**Exercise brief:** Each line containing the word "color" should be found and copied.

**Stored dataset items:**
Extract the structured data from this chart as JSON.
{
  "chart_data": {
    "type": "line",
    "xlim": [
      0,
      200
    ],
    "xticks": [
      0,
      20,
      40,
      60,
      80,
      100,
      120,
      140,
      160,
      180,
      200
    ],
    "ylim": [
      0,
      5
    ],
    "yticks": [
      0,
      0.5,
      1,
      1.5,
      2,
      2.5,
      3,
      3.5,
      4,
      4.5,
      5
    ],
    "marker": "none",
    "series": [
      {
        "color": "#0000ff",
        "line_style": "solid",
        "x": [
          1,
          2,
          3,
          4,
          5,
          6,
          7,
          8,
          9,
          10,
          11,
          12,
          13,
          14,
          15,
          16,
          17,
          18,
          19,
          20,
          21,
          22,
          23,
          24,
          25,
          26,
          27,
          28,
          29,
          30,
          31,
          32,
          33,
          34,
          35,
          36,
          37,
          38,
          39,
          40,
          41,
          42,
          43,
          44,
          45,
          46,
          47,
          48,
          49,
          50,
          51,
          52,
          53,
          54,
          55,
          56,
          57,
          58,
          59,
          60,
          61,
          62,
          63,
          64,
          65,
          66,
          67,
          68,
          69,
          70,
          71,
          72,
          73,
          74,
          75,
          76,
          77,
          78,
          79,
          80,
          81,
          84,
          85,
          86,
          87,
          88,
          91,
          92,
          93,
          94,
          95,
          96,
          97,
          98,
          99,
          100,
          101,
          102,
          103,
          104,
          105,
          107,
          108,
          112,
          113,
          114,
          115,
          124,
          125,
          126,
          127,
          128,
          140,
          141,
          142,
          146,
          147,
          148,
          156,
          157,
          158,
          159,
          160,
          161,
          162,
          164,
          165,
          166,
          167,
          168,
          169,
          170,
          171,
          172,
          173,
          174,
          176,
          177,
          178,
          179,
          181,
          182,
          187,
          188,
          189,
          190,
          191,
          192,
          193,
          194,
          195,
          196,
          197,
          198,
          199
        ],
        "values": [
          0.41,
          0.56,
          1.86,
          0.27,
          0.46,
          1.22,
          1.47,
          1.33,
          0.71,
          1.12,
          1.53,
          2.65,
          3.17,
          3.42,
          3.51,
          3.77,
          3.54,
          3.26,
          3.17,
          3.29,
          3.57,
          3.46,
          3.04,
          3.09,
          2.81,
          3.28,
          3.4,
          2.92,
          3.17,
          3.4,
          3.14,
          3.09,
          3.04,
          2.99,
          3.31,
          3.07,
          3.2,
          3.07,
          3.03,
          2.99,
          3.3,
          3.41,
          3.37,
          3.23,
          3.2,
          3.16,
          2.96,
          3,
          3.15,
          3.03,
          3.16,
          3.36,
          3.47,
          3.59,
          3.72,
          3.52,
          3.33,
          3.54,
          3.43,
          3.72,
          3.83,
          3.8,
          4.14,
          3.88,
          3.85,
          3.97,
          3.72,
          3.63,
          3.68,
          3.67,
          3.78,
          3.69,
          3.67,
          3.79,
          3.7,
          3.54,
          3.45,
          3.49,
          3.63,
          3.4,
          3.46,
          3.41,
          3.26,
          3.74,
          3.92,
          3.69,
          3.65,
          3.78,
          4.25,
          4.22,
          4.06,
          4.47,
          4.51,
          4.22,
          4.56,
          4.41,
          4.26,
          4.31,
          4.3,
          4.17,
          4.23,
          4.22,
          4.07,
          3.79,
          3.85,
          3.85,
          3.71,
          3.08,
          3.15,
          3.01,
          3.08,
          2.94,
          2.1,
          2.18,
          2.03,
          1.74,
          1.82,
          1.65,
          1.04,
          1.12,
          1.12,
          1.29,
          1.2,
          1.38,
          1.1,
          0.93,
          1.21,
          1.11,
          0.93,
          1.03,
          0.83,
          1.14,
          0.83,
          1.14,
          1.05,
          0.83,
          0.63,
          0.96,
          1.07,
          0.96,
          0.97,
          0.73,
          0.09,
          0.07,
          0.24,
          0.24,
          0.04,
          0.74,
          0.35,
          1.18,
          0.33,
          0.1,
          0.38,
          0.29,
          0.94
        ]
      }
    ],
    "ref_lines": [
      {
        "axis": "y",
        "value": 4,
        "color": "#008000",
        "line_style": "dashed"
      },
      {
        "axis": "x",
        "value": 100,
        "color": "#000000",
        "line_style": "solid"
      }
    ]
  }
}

**Response to this task:**
        "color": "#0000ff",
        "color": "#008000",
        "color": "#000000",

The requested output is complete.